Work instructions: You are to retype all of the data exactly as it appears.

Data shown:
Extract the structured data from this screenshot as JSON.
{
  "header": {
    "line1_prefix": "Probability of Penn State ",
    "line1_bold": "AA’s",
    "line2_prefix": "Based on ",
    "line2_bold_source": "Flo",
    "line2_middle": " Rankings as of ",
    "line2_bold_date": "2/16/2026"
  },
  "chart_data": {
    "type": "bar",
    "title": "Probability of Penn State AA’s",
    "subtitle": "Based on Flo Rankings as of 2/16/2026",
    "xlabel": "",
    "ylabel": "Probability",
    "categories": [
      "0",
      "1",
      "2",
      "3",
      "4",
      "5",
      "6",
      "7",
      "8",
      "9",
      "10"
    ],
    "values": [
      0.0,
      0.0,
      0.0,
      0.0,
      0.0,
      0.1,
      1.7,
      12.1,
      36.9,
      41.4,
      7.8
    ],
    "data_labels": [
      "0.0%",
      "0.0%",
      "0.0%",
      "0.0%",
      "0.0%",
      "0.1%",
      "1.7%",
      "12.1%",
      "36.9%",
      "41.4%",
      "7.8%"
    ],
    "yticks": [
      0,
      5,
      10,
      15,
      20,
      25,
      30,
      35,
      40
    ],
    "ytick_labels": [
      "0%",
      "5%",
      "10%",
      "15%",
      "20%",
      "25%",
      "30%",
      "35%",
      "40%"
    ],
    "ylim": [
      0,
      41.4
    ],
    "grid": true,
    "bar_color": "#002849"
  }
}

Worked answer:
Extract the structured data from this screenshot as JSON.
{
  "header": {
    "line1_prefix": "Probability of Penn State ",
    "line1_bold": "AA’s",
    "line2_prefix": "Based on ",
    "line2_bold_source": "Flo",
    "line2_middle": " Rankings as of ",
    "line2_bold_date": "2/16/2026"
  },
  "chart_data": {
    "type": "bar",
    "title": "Probability of Penn State AA’s",
    "subtitle": "Based on Flo Rankings as of 2/16/2026",
    "xlabel": "",
    "ylabel": "Probability",
    "categories": [
      "0",
      "1",
      "2",
      "3",
      "4",
      "5",
      "6",
      "7",
      "8",
      "9",
      "10"
    ],
    "values": [
      0.0,
      0.0,
      0.0,
      0.0,
      0.0,
      0.1,
      1.7,
      12.1,
      36.9,
      41.4,
      7.8
    ],
    "data_labels": [
      "0.0%",
      "0.0%",
      "0.0%",
      "0.0%",
      "0.0%",
      "0.1%",
      "1.7%",
      "12.1%",
      "36.9%",
      "41.4%",
      "7.8%"
    ],
    "yticks": [
      0,
      5,
      10,
      15,
      20,
      25,
      30,
      35,
      40
    ],
    "ytick_labels": [
      "0%",
      "5%",
      "10%",
      "15%",
      "20%",
      "25%",
      "30%",
      "35%",
      "40%"
    ],
    "ylim": [
      0,
      41.4
    ],
    "grid": true,
    "bar_color": "#002849"
  }
}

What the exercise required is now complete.